Task objective: Search the entries below. Return every line that has "this" in it.
## Start
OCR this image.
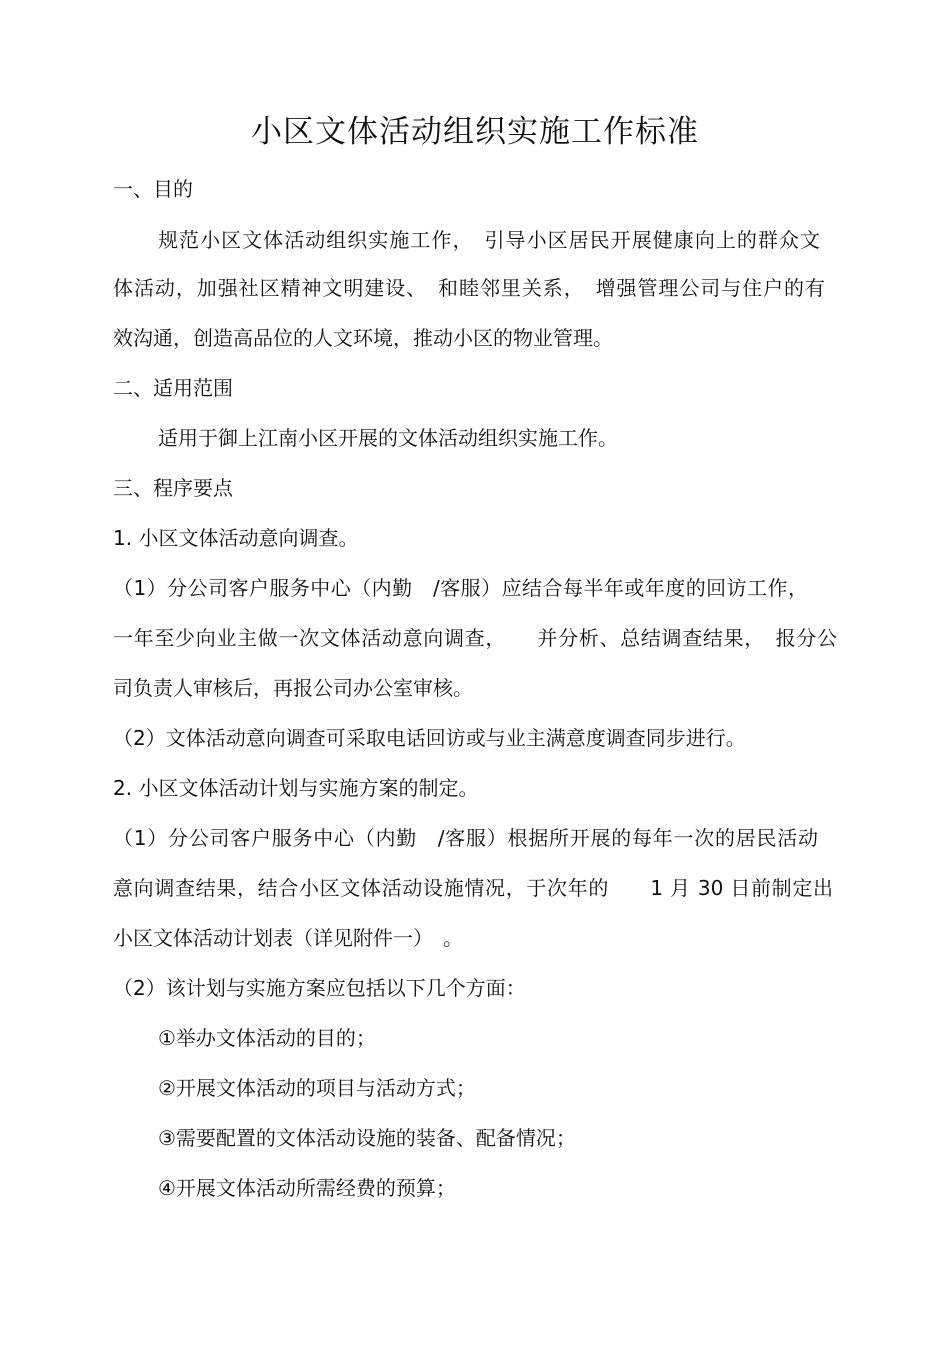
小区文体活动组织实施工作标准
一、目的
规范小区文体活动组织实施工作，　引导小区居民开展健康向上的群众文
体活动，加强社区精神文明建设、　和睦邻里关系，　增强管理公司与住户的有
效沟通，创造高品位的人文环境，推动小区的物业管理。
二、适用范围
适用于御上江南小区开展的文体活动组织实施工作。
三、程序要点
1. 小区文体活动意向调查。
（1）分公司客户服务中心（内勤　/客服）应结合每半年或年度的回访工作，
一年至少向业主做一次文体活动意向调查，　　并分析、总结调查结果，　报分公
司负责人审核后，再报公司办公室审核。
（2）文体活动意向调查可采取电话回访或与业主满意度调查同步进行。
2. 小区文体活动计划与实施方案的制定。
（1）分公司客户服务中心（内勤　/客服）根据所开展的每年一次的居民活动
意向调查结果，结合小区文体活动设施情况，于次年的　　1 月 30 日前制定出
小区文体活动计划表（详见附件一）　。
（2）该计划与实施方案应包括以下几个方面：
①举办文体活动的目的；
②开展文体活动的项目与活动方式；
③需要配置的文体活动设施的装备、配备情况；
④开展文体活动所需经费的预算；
## End
## Start
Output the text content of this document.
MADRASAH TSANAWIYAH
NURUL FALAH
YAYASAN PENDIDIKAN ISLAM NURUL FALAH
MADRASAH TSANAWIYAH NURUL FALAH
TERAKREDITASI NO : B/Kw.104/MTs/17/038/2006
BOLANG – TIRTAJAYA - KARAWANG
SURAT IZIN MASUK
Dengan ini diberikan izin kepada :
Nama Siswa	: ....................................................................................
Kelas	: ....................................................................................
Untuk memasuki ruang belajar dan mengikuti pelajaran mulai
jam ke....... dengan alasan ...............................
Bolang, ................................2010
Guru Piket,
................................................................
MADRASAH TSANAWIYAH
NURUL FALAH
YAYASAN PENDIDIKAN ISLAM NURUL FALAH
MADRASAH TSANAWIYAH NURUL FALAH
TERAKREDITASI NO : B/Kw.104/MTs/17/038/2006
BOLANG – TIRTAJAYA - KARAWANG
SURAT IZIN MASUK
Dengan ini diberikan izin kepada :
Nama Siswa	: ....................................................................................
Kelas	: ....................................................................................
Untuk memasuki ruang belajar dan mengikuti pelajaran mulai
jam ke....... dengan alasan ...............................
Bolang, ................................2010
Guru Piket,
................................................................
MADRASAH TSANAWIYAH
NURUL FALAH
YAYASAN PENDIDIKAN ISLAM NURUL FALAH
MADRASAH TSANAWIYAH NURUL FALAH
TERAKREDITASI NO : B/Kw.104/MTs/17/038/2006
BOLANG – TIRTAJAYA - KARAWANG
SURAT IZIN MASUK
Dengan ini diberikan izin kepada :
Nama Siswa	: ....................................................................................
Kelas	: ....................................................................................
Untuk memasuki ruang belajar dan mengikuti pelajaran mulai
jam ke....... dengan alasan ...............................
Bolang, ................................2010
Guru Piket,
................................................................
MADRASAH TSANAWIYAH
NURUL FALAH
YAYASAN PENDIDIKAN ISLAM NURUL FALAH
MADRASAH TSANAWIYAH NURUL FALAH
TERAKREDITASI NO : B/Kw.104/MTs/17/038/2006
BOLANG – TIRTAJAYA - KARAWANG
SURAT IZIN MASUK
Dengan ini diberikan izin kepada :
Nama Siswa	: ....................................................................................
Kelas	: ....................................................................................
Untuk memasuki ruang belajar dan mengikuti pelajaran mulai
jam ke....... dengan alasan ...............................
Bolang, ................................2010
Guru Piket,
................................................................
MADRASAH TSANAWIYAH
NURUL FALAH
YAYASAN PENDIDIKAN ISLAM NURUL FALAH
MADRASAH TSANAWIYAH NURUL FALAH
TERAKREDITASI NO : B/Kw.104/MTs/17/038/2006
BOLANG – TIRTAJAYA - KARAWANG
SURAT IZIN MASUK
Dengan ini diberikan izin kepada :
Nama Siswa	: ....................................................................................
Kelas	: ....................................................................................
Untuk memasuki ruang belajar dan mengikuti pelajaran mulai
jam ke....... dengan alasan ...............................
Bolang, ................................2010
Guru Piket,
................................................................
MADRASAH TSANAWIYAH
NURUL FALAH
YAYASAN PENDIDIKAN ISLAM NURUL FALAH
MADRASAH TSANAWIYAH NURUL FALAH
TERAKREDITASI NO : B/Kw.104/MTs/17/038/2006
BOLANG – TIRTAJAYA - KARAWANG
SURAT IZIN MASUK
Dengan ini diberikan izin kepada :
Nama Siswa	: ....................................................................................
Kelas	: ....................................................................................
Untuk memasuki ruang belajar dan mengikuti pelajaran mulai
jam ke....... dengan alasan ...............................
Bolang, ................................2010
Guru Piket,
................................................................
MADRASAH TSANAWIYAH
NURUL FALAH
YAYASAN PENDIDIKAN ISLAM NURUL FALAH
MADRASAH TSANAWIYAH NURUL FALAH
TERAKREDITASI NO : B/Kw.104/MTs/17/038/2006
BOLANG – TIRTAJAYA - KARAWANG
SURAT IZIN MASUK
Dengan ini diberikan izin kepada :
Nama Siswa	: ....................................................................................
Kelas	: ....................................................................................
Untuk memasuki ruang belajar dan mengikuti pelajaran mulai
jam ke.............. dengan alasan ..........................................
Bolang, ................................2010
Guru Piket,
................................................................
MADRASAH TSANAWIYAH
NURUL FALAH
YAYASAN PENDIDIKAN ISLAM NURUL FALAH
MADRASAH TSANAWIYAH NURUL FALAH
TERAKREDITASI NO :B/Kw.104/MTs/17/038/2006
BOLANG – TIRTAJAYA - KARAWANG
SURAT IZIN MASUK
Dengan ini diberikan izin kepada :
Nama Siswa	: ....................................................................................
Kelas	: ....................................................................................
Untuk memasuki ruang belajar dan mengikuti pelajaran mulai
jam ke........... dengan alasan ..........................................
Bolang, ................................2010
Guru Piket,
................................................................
## End
Solved problem:
OCR this image.
Output the text content of this document.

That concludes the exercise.